=== RECORD EXTRACTS ===

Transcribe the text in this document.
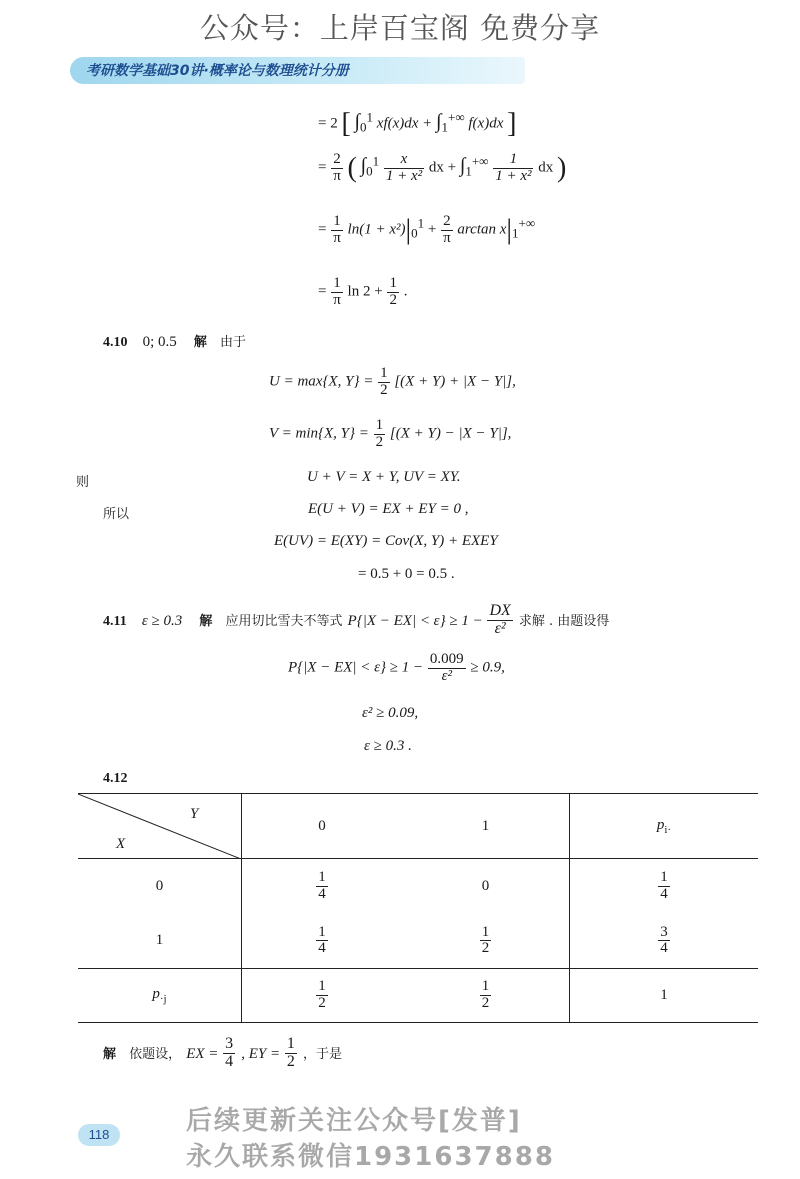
公众号：上岸百宝阁 免费分享
考研数学基础30讲·概率论与数理统计分册
= 2 [ $\int_0^1$ $xf(x)dx + \int_1^{+\infty}$ f(x)dx ]
= $\frac{2}{\pi}$ ( $\int_0^1 \frac{x}{\text{1 + x²}}$ dx + $\int_1^{+\infty} \frac{1}{\text{1 + x²}}$ dx )
= $\frac{1}{\pi} \ln(1 + x^2)|_0^1 + \frac{2}{\pi}$ $\arctan x|_1^{+\infty}$
= $\frac{1}{\pi}$ $\ln 2 + \frac{1}{2}$ .
4.10 0; 0.5 解 由于
U = max{X, $Y\} = \frac{1}{2} [(X + Y) + |X - Y|]$,
V = min{X, $Y\} = \frac{1}{2} [(X + Y) - |X - Y|]$,
则	U + V = X + Y, UV = XY.
所以	E(U + V) = EX + EY = 0 ,
E(UV) = E(XY) = Cov(X, Y) + EXEY
= 0.5 + 0 = 0.5 .
4.11 ε ≥ 0.3 解 应用切比雪夫不等式 $P\{|X - EX| < \varepsilon\} \ge 1 - \frac{DX}{\text{ε²}}$ 求解 . 由题设得
$P\{|X - EX| < \varepsilon\} \ge 1 - \frac{0.009}{\text{ε²}} \ge 0.9$,
ε² ≥ 0.09,
ε ≥ 0.3 .
4.12
Y
X	0	1	$p_{i\cdot}$
0	$\frac{1}{4}$	0	$\frac{1}{4}$

1	$\frac{1}{4}$	$\frac{1}{2}$	$\frac{3}{4}$

$p_{\cdot j}$	$\frac{1}{2}$	$\frac{1}{2}$	1
解 依题设， EX = $\frac{3}{4}$ , EY = $\frac{1}{2}$ ，于是
118	后续更新关注公众号[发普]
永久联系微信1931637888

===

TASK REQUIREMENTS: Determine the number of lines containing "text". Write only that number.

TASK RESPONSE: 4